## DATA PROVIDED
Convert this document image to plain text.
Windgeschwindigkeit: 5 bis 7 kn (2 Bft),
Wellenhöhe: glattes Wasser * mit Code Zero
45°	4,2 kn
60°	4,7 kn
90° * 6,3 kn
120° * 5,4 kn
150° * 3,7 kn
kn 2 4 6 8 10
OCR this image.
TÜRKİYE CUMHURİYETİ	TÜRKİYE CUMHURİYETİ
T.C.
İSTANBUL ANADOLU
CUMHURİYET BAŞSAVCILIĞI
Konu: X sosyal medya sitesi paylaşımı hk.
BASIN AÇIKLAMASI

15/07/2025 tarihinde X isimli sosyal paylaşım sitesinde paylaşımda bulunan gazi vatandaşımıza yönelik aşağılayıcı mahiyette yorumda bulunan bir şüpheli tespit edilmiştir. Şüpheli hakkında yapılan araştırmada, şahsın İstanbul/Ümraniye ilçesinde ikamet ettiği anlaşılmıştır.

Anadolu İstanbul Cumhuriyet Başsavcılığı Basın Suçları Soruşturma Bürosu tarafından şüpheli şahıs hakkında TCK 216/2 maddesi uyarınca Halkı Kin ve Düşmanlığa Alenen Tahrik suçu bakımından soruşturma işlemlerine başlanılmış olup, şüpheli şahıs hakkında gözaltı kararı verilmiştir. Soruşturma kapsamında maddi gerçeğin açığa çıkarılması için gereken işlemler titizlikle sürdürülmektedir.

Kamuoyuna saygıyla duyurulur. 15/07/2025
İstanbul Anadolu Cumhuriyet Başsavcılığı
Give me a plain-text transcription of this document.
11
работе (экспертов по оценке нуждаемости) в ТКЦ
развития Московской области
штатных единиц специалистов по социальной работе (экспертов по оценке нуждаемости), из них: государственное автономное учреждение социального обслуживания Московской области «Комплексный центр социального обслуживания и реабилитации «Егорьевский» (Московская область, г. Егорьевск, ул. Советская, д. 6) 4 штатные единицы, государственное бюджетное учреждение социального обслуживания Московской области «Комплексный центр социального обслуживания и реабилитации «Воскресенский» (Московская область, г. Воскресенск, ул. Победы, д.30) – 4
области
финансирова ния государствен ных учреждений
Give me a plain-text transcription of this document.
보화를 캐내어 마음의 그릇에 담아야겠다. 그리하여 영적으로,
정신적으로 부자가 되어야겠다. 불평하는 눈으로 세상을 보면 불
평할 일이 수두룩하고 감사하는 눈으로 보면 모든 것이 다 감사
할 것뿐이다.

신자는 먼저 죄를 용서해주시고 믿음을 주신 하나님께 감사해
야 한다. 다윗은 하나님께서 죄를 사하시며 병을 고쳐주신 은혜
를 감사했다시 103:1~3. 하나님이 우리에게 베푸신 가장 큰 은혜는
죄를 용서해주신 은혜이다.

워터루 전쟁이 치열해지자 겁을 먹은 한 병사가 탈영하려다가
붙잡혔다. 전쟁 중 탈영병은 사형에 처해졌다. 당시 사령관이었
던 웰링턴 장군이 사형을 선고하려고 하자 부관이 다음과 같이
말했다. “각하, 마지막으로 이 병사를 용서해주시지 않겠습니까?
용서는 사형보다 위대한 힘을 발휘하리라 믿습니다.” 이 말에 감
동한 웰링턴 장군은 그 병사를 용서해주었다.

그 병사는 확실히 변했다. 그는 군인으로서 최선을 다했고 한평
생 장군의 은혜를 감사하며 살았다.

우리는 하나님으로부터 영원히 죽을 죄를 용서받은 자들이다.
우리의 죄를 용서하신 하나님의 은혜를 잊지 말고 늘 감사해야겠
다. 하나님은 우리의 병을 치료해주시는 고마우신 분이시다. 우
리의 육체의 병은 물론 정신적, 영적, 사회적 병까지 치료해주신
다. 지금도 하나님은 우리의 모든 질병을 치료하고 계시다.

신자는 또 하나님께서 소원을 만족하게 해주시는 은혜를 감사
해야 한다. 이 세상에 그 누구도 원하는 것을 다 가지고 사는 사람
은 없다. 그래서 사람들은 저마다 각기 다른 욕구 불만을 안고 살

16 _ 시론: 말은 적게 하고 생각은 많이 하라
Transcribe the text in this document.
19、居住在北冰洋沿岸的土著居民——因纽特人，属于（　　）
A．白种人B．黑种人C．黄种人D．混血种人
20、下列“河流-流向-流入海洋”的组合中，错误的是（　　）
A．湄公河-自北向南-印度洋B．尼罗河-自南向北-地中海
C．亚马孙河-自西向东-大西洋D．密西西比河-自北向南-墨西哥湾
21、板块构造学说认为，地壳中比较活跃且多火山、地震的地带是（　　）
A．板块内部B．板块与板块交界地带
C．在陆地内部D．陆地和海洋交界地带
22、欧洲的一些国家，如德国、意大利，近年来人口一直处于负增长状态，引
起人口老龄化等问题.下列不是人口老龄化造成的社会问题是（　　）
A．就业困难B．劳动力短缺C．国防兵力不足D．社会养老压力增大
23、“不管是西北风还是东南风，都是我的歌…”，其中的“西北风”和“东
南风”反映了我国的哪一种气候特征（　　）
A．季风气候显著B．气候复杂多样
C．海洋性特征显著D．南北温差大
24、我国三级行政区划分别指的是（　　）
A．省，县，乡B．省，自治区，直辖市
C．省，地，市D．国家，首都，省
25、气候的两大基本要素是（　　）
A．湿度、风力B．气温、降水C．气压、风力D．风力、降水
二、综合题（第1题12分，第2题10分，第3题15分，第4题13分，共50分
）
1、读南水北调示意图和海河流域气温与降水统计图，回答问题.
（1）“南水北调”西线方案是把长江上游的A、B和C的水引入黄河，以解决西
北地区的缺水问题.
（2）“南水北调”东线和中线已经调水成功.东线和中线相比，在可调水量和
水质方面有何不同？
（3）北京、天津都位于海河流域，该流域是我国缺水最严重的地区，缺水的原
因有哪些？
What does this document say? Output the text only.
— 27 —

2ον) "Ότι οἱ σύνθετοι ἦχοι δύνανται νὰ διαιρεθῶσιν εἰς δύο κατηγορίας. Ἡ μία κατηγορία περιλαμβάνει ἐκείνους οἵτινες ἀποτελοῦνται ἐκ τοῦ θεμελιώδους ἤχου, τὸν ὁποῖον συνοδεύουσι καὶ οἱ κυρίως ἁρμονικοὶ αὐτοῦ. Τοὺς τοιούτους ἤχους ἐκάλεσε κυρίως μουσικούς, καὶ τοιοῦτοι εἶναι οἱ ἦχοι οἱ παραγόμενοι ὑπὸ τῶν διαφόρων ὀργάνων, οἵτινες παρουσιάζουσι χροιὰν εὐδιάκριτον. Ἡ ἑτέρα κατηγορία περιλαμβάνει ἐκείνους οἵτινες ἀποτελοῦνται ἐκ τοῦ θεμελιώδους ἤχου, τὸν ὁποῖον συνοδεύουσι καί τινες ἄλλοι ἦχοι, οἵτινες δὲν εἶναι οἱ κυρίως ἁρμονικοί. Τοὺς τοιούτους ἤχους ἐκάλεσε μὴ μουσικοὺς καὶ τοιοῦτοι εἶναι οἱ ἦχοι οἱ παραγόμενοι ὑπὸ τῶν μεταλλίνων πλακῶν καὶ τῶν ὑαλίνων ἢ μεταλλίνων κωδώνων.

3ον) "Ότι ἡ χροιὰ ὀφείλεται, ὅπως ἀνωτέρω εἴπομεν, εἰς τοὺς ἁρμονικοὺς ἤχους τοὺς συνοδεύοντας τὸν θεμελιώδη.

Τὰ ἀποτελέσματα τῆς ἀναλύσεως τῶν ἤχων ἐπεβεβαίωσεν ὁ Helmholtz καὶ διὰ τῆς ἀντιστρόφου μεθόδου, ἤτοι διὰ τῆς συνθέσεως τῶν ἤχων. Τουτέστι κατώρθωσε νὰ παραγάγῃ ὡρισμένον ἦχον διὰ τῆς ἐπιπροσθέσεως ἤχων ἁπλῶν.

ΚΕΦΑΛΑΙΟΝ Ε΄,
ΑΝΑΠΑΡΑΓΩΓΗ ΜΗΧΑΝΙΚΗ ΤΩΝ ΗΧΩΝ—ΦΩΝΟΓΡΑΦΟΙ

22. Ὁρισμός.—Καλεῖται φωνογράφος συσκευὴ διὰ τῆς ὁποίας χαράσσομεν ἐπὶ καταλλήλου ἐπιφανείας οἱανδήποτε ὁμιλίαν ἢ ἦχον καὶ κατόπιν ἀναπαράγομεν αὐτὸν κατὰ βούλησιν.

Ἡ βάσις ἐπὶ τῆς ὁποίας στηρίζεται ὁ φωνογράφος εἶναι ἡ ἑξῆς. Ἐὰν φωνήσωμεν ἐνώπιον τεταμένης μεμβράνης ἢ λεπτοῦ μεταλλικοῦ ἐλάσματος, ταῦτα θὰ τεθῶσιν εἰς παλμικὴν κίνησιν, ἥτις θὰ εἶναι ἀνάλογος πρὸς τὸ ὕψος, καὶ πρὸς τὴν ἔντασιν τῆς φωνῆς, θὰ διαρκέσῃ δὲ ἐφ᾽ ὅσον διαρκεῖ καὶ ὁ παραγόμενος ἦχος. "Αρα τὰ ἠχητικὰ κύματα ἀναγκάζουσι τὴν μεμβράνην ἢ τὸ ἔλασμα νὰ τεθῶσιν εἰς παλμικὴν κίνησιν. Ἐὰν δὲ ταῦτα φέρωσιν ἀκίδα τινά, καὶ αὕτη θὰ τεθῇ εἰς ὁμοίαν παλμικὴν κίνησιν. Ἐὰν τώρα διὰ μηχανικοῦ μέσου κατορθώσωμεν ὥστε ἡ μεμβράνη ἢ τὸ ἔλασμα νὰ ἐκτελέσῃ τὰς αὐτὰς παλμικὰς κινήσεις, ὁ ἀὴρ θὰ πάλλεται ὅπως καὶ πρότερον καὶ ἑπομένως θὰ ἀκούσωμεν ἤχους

## WRITTEN REQUEST
Find every line of the data that holds the string "hakkında", then say how many there are and nothing else.

## WRITTEN RESPONSE
2